▶ _Brief_:
Only the number is wanted: count the lines that contain "Ensemble".

** Start **

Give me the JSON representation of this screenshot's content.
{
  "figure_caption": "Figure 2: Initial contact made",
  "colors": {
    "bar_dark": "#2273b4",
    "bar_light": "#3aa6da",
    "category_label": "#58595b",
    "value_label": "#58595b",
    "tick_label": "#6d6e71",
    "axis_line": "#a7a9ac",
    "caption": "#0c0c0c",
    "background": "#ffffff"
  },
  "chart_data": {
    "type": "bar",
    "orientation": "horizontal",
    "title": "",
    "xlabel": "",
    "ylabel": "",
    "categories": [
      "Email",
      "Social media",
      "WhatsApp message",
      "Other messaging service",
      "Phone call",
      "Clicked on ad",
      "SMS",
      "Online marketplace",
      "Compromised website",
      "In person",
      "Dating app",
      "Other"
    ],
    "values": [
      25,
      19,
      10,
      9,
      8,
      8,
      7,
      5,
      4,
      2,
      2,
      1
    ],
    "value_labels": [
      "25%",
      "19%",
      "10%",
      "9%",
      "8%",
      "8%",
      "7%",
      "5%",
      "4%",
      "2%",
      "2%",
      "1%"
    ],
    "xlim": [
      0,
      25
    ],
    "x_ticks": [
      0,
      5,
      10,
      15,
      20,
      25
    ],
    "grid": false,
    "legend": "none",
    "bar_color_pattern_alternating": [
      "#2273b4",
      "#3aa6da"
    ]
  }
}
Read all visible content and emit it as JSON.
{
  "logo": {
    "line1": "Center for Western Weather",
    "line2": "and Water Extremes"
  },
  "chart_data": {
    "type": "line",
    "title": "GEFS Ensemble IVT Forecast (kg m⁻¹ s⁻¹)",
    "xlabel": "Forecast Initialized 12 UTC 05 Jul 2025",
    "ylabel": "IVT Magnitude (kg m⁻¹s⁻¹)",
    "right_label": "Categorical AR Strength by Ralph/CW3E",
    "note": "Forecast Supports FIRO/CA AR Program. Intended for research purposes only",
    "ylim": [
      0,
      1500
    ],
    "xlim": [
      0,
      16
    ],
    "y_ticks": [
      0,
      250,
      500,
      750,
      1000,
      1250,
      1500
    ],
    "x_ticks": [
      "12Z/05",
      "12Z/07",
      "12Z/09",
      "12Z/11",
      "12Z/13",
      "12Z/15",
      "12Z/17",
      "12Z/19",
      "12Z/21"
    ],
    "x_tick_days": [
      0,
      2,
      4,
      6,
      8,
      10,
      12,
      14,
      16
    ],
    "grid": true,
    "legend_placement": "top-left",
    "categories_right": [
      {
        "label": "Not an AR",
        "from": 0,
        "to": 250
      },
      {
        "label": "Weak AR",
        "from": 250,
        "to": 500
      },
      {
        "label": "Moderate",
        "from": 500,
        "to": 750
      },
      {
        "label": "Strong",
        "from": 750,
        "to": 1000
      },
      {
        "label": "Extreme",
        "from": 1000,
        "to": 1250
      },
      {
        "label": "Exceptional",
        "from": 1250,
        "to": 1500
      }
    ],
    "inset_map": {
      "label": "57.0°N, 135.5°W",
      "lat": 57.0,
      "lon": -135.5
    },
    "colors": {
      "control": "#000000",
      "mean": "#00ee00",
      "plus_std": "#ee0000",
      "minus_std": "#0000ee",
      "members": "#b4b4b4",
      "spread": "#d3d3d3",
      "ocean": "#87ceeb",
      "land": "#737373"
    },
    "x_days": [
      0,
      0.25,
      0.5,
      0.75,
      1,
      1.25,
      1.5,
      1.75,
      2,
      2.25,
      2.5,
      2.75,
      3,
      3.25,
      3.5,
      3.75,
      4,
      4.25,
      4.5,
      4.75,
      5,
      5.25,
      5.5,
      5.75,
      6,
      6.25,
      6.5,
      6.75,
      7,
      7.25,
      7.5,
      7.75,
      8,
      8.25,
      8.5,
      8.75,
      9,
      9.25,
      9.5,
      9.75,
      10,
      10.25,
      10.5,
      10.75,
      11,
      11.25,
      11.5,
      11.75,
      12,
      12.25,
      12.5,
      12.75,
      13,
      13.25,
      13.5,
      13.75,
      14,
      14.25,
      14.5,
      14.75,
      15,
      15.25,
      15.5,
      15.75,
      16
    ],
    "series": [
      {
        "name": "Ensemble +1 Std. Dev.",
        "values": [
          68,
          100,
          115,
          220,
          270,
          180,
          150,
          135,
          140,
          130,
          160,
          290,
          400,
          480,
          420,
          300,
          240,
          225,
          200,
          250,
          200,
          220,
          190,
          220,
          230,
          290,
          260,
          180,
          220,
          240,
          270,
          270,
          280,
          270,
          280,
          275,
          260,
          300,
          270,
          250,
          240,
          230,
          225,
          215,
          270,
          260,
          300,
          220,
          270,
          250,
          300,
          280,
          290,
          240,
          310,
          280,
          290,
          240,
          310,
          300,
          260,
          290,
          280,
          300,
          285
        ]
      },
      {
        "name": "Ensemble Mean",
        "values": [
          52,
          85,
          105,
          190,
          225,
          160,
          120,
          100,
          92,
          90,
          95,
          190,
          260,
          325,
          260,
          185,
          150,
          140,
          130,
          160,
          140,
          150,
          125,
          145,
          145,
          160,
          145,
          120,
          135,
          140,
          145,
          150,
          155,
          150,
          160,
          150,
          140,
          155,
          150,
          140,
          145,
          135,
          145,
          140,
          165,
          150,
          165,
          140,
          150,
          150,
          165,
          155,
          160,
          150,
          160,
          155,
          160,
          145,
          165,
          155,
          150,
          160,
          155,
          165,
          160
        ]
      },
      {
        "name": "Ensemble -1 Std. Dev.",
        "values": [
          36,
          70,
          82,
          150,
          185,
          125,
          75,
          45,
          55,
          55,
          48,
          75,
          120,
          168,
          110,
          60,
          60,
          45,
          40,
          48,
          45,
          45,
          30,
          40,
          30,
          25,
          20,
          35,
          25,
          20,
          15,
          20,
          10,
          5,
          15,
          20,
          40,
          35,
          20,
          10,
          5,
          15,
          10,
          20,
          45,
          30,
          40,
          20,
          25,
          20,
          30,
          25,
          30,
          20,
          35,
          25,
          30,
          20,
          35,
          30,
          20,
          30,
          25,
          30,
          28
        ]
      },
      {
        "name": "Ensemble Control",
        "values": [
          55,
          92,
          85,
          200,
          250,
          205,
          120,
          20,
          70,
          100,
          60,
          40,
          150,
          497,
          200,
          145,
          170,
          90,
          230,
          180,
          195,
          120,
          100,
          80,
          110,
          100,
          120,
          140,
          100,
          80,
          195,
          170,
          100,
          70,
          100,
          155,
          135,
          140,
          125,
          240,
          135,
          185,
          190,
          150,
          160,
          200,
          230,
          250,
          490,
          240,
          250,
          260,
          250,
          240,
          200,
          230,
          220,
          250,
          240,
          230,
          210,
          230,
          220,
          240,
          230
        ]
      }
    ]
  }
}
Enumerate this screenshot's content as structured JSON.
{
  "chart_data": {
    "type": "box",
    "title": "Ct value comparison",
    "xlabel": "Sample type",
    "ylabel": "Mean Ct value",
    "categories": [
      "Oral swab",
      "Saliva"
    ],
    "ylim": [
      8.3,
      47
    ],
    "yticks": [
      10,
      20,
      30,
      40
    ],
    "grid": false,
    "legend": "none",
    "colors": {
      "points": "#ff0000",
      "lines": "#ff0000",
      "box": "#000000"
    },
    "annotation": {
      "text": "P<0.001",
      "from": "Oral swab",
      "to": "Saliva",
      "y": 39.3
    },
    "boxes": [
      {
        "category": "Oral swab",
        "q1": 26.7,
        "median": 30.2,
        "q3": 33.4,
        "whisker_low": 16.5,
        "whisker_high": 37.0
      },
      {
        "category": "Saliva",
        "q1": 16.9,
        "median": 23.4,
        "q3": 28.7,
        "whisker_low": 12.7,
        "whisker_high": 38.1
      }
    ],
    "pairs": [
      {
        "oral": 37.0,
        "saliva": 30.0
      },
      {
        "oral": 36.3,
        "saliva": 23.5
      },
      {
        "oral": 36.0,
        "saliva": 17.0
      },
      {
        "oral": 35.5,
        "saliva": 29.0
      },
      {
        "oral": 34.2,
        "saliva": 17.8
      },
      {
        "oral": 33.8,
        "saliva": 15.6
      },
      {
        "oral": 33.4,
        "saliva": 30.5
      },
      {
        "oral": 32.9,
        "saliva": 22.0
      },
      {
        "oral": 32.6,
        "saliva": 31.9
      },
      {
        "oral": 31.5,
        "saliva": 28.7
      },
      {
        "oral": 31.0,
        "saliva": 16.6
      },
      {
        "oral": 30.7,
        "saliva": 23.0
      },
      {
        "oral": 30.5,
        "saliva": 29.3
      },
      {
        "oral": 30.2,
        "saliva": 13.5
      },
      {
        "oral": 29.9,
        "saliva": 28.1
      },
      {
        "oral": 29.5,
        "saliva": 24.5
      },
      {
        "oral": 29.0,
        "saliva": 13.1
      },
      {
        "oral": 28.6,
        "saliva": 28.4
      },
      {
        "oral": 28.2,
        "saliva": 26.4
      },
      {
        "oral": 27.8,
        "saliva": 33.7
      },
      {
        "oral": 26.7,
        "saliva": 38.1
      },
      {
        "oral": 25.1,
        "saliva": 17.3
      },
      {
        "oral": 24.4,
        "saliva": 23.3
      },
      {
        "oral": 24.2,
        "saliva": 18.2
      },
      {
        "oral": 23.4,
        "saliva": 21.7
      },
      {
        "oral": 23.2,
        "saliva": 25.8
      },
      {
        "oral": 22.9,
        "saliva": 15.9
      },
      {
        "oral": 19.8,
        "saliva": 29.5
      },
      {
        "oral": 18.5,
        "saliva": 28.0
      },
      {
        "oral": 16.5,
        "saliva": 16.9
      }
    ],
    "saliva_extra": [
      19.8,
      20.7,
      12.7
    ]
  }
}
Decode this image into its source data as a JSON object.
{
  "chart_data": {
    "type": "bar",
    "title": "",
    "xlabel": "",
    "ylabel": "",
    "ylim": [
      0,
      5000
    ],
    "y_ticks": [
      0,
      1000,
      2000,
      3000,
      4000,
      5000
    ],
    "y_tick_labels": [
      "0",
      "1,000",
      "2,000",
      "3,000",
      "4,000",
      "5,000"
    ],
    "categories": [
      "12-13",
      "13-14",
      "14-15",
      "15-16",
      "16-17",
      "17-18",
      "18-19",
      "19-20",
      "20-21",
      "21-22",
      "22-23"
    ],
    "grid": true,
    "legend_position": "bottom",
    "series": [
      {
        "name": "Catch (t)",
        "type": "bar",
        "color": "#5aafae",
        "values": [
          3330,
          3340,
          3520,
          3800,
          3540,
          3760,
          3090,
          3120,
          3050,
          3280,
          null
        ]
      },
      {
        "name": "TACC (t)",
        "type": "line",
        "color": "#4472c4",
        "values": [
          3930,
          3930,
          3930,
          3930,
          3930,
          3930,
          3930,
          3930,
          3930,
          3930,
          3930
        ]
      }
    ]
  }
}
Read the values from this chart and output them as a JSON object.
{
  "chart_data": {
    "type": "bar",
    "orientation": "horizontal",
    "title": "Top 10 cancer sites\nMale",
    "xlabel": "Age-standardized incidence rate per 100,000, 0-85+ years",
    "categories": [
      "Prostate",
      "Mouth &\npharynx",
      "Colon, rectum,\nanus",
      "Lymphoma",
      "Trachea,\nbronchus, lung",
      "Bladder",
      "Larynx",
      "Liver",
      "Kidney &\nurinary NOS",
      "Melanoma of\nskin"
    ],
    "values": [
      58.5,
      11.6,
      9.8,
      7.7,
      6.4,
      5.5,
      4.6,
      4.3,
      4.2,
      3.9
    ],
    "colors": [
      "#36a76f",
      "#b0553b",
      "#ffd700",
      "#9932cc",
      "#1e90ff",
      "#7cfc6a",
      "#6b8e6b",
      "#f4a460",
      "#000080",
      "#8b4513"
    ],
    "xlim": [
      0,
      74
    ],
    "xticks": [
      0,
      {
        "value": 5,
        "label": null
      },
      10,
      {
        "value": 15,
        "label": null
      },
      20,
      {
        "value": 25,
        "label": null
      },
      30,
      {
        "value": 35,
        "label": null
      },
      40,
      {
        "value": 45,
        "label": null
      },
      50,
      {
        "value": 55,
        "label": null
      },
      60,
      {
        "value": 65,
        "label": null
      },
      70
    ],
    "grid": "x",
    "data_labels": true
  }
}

** End **

▶ _Right answer_:
5